▸ Task prompt: Where the data below has the string "содержанием", return the whole line.

[Figure data in JSON]
# # # #

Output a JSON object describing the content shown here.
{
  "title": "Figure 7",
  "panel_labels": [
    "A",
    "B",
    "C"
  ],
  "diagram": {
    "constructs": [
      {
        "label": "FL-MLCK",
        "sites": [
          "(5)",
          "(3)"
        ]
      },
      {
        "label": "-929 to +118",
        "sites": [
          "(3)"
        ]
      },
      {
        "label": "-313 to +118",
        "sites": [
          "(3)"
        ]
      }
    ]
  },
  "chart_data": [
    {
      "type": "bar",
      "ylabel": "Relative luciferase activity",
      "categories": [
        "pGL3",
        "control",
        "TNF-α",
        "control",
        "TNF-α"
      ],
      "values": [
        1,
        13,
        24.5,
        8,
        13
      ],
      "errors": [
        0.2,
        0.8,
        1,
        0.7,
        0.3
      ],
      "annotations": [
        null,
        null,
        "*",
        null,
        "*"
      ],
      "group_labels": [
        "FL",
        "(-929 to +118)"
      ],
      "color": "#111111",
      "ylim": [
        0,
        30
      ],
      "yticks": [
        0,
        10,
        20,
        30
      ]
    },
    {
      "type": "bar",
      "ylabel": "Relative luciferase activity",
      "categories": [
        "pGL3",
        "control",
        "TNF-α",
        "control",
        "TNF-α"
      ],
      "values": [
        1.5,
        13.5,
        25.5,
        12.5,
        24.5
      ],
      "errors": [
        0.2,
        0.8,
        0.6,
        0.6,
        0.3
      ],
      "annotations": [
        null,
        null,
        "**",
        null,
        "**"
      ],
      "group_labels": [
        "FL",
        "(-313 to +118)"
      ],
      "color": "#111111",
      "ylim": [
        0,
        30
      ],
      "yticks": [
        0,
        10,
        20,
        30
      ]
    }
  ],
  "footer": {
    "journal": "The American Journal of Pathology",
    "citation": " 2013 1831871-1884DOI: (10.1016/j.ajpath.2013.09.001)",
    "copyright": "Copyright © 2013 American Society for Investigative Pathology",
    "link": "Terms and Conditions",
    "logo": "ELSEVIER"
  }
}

# # # #

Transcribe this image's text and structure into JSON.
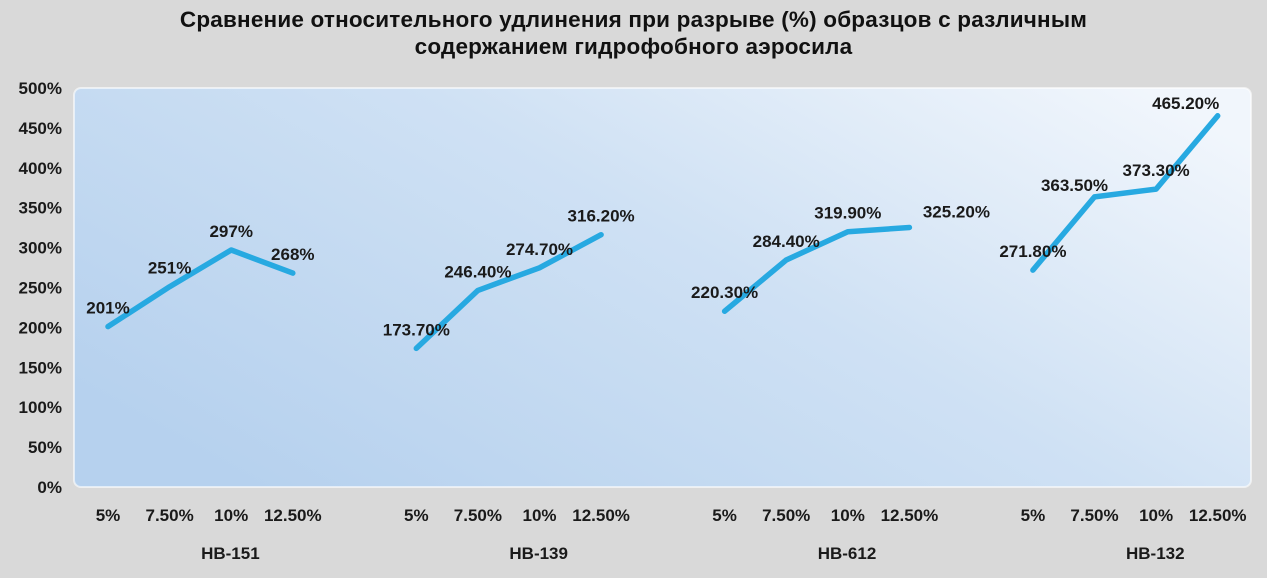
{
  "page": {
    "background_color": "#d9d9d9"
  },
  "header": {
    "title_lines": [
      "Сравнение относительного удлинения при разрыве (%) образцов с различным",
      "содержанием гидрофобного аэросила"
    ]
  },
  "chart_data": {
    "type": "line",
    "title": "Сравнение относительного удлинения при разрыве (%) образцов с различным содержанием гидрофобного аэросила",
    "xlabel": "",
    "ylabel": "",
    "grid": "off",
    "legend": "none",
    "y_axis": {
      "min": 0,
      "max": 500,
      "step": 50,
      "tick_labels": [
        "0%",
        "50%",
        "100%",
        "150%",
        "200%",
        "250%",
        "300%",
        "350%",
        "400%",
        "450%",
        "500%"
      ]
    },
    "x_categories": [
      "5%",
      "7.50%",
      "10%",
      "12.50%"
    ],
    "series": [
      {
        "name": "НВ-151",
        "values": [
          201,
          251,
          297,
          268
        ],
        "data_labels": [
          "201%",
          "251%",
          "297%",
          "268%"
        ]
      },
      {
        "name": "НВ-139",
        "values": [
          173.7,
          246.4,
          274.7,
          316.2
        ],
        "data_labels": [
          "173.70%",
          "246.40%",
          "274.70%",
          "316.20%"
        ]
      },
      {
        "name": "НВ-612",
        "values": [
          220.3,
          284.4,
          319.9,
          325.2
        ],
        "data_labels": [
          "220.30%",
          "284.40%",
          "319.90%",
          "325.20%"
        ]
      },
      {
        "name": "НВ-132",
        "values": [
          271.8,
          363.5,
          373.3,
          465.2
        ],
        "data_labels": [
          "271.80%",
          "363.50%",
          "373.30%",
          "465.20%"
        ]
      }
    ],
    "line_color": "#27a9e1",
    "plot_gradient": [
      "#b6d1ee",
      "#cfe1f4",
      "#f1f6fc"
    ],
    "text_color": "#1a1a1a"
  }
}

# # # #

▸ Solution to the exercise:
      "содержанием гидрофобного аэросила"
    "title": "Сравнение относительного удлинения при разрыве (%) образцов с различным содержанием гидрофобного аэросила",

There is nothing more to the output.